> [Excerpt]
At the heart of things is the fact Hamilton remains arguably, on raw pace, the fastest driver in F1.

His qualifying pace remains greatly impressive and there were a number of races, including Britain, Belgium, Singapore and the United States where he took pole positions when he was the clear difference maker.

Mercedes-GP have rarely had it their own way in 2018 with Ferrari often quicker then them, while Red Bull Racing have had their most consistent season of form since the move to the V6 turbo engines in 2014.

But Hamilton still has scored the most poles of anyone this season, with 10 to his name, and starting at the front has allowed him to control a number of key races.

His pole in Singapore, which was almost 0.7 seconds faster then the lap of teammate Valtteri Bottas to highlight the difference he brought to things, was one of the great pole laps in F1.

Taking his chances

There were weekends when Ferrari had a pace advantage, yet it was Hamilton who came away with the successes.

Some of that was fortunate. It is questionable if he would have won in Germany without the rain arriving in the closing laps and then the wet stuff again hitting the track in qualifying in Hungary.

Likewise, if Ferrari’s drivers had not botched their tactics at the start of the Italian Grand Prix they would not have left him space to attack them.

But, in every case Hamilton exploited the opening given to him and made full use of it.

It is all well and good saying the weather played into his favour in Germany and Hungary but he still had to be effectively perfect in challenging conditions, which he was.

He easily could have spun in Italy as he tussled with Vettel after the Ferrari left him space around the outside. But it was the German who lost control, not him, and he went on to win.

It is those little moments that can define a season and Hamilton took every chance that came his way and that is why he deserves to be champion.

Being consistent

Hamilton was not always at his best, or had the car hooked up to his liking.

But even if things were not always clicking, like in China, Azerbaijan and Canada, he kept himself out of trouble and scored the points he could.

No over driving or taking silly risks that could gain maybe an extra couple of points, but easily end up losing everything on a particular day.

His worst finish, excluding Austria where he retired with mechanical failure, was fifth.

Consistency wins championships. He has won 10 times, but scored good points in nine other races and he has made fewer errors then Vettel so that is why he is the champion and the German is not.

> [Instructions]
A. Name the races where, according to the article on Hamilton's 2018 season, he took pole position while being the clear difference maker.
B. Carry the article on Hamilton's 2018 season forward from its final sentence.

[Collected data entries]
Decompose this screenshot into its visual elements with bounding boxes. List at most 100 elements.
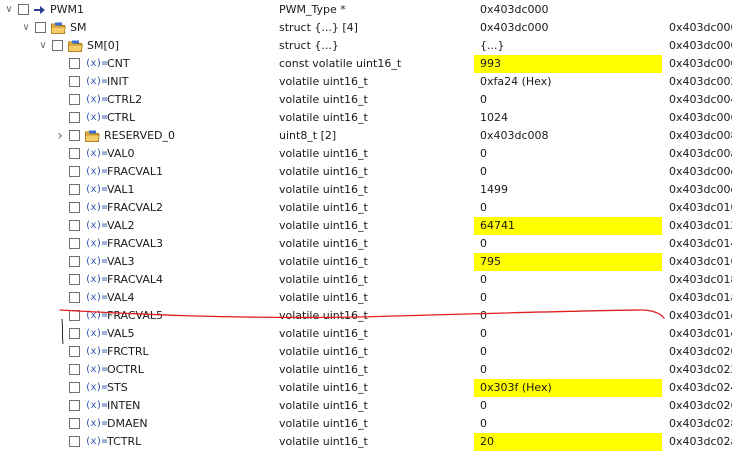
tree-row[interactable]: (x)= VAL0 volatile uint16_t 0 0x403dc00a [0, 145, 732, 163]
address-cell: 0x403dc000 [669, 57, 732, 70]
value-cell[interactable]: 0 [474, 307, 662, 325]
type-cell: volatile uint16_t [279, 435, 368, 448]
value-cell[interactable]: 0 [474, 145, 662, 163]
row-checkbox[interactable] [69, 148, 80, 159]
value-cell-changed[interactable]: 64741 [474, 217, 662, 235]
variable-icon: (x)= [85, 364, 108, 375]
row-checkbox[interactable] [69, 400, 80, 411]
type-cell: uint8_t [2] [279, 129, 337, 142]
expression-name: CNT [107, 57, 130, 70]
row-checkbox[interactable] [69, 202, 80, 213]
tree-row[interactable]: (x)= FRACVAL3 volatile uint16_t 0 0x403dc014 [0, 235, 732, 253]
row-checkbox[interactable] [69, 94, 80, 105]
address-cell: 0x403dc01c [669, 309, 732, 322]
row-checkbox[interactable] [69, 256, 80, 267]
chevron-down-icon[interactable]: ∨ [4, 1, 14, 19]
tree-row[interactable]: (x)= VAL2 volatile uint16_t 64741 0x403dc012 [0, 217, 732, 235]
value-cell[interactable]: 0x403dc008 [474, 127, 662, 145]
row-checkbox[interactable] [69, 112, 80, 123]
row-checkbox[interactable] [69, 292, 80, 303]
address-cell: 0x403dc028 [669, 417, 732, 430]
tree-row[interactable]: (x)= VAL1 volatile uint16_t 1499 0x403dc00e [0, 181, 732, 199]
value-cell[interactable]: 1499 [474, 181, 662, 199]
expression-name: VAL3 [107, 255, 135, 268]
row-checkbox[interactable] [69, 382, 80, 393]
tree-row[interactable]: (x)= CTRL2 volatile uint16_t 0 0x403dc004 [0, 91, 732, 109]
expression-name: FRCTRL [107, 345, 149, 358]
value-cell[interactable]: 1024 [474, 109, 662, 127]
row-checkbox[interactable] [69, 364, 80, 375]
tree-row[interactable]: ∨ SM struct {...} [4] 0x403dc000 0x403dc000 [0, 19, 732, 37]
tree-row[interactable]: (x)= VAL5 volatile uint16_t 0 0x403dc01e [0, 325, 732, 343]
value-cell[interactable]: 0 [474, 415, 662, 433]
tree-row[interactable]: (x)= DMAEN volatile uint16_t 0 0x403dc028 [0, 415, 732, 433]
value-cell-changed[interactable]: 20 [474, 433, 662, 451]
value-cell[interactable]: 0 [474, 235, 662, 253]
value-cell-changed[interactable]: 993 [474, 55, 662, 73]
expression-name: INTEN [107, 399, 141, 412]
tree-row[interactable]: (x)= FRACVAL1 volatile uint16_t 0 0x403dc00c [0, 163, 732, 181]
tree-row[interactable]: (x)= FRACVAL2 volatile uint16_t 0 0x403dc010 [0, 199, 732, 217]
chevron-down-icon[interactable]: ∨ [21, 19, 31, 37]
row-checkbox[interactable] [69, 184, 80, 195]
folder-icon [51, 22, 66, 34]
tree-row[interactable]: (x)= OCTRL volatile uint16_t 0 0x403dc022 [0, 361, 732, 379]
folder-icon [68, 40, 83, 52]
tree-row[interactable]: (x)= STS volatile uint16_t 0x303f (Hex) 0x40… [0, 379, 732, 397]
address-cell: 0x403dc01e [669, 327, 732, 340]
tree-row[interactable]: › RESERVED_0 uint8_t [2] 0x403dc008 0x403dc0… [0, 127, 732, 145]
type-cell: volatile uint16_t [279, 273, 368, 286]
value-cell[interactable]: 0 [474, 325, 662, 343]
value-cell[interactable]: 0 [474, 343, 662, 361]
row-checkbox[interactable] [69, 418, 80, 429]
row-checkbox[interactable] [69, 346, 80, 357]
tree-row[interactable]: (x)= CNT const volatile uint16_t 993 0x403dc… [0, 55, 732, 73]
value-cell[interactable]: 0 [474, 199, 662, 217]
row-checkbox[interactable] [69, 238, 80, 249]
value-cell[interactable]: 0xfa24 (Hex) [474, 73, 662, 91]
value-cell-changed[interactable]: 795 [474, 253, 662, 271]
value-cell[interactable]: 0 [474, 289, 662, 307]
row-checkbox[interactable] [52, 40, 63, 51]
tree-row[interactable]: ∨ SM[0] struct {...} {...} 0x403dc000 [0, 37, 732, 55]
tree-row[interactable]: (x)= TCTRL volatile uint16_t 20 0x403dc02a [0, 433, 732, 451]
tree-row[interactable]: (x)= VAL3 volatile uint16_t 795 0x403dc016 [0, 253, 732, 271]
value-cell[interactable]: 0x403dc000 [474, 1, 662, 19]
expression-name: PWM1 [50, 3, 84, 16]
row-checkbox[interactable] [69, 310, 80, 321]
tree-row[interactable]: ∨ PWM1 PWM_Type * 0x403dc000 [0, 1, 732, 19]
value-cell[interactable]: 0 [474, 397, 662, 415]
address-cell: 0x403dc026 [669, 399, 732, 412]
variable-icon: (x)= [85, 328, 108, 339]
expression-name: VAL0 [107, 147, 135, 160]
expression-name: CTRL2 [107, 93, 143, 106]
row-checkbox[interactable] [69, 76, 80, 87]
tree-row[interactable]: (x)= CTRL volatile uint16_t 1024 0x403dc006 [0, 109, 732, 127]
tree-row[interactable]: (x)= INIT volatile uint16_t 0xfa24 (Hex) 0x4… [0, 73, 732, 91]
tree-row[interactable]: (x)= FRCTRL volatile uint16_t 0 0x403dc020 [0, 343, 732, 361]
arrow-pointer-icon [34, 6, 45, 14]
row-checkbox[interactable] [69, 220, 80, 231]
tree-row[interactable]: (x)= FRACVAL5 volatile uint16_t 0 0x403dc01c [0, 307, 732, 325]
row-checkbox[interactable] [69, 328, 80, 339]
value-cell[interactable]: {...} [474, 37, 662, 55]
row-checkbox[interactable] [35, 22, 46, 33]
expression-name: FRACVAL5 [107, 309, 164, 322]
value-cell[interactable]: 0 [474, 271, 662, 289]
row-checkbox[interactable] [69, 436, 80, 447]
chevron-right-icon[interactable]: › [55, 127, 65, 145]
tree-row[interactable]: (x)= FRACVAL4 volatile uint16_t 0 0x403dc018 [0, 271, 732, 289]
row-checkbox[interactable] [69, 166, 80, 177]
row-checkbox[interactable] [69, 130, 80, 141]
value-cell[interactable]: 0x403dc000 [474, 19, 662, 37]
row-checkbox[interactable] [69, 58, 80, 69]
value-cell-changed[interactable]: 0x303f (Hex) [474, 379, 662, 397]
row-checkbox[interactable] [18, 4, 29, 15]
chevron-down-icon[interactable]: ∨ [38, 37, 48, 55]
tree-row[interactable]: (x)= INTEN volatile uint16_t 0 0x403dc026 [0, 397, 732, 415]
row-checkbox[interactable] [69, 274, 80, 285]
tree-row[interactable]: (x)= VAL4 volatile uint16_t 0 0x403dc01a [0, 289, 732, 307]
value-cell[interactable]: 0 [474, 163, 662, 181]
value-cell[interactable]: 0 [474, 361, 662, 379]
value-cell[interactable]: 0 [474, 91, 662, 109]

> [Responses in order]
A. Britain, Belgium, Singapore and the United States

B.
Team player

Hamilton’s bond with Mercedes is clear. His, largely, affectionate chats with his race engineer Pete Bonnington on the pit radio highlight a level of trust that has developed over the years.

It was clear that Hamilton knows the role Mercedes have played in his success.

After winning in Brazil earlier this month he knelt down and almost embraced his car as the German marque celebrated becoming only the second team to ever win five constructors’ titles in a row.

Schumacher, the only driver now more successful then Hamilton statistically in terms of championships with seven to his name, was renown for building up an environment at Ferrari where the team bond helped them through some tight spots during his era of success with them between 1996 and 2006.

This has been the same at Mercedes and Hamilton has to be credited for playing a part in that.

So, what is next for the man with 72 race wins and 81 poles to his name?

He and Mercedes cannot afford to rest on their laurels.

Ferrari, given the raw pace of their car, underachieved this season and they should be a force again next year.

Plus Hamilton should face two consistent threats from the Italian team, rather then one, with Charles Leclerc an upgrade on Kimi Raikkonen as Vettel’s partner.

But, Hamilton’s experience means that if the Mercedes is quick, as it should be, 2019 will be another season of success.

But, first will come the target of winning in Abu Dhabi for a record fourth time and signing off his best year yet in style.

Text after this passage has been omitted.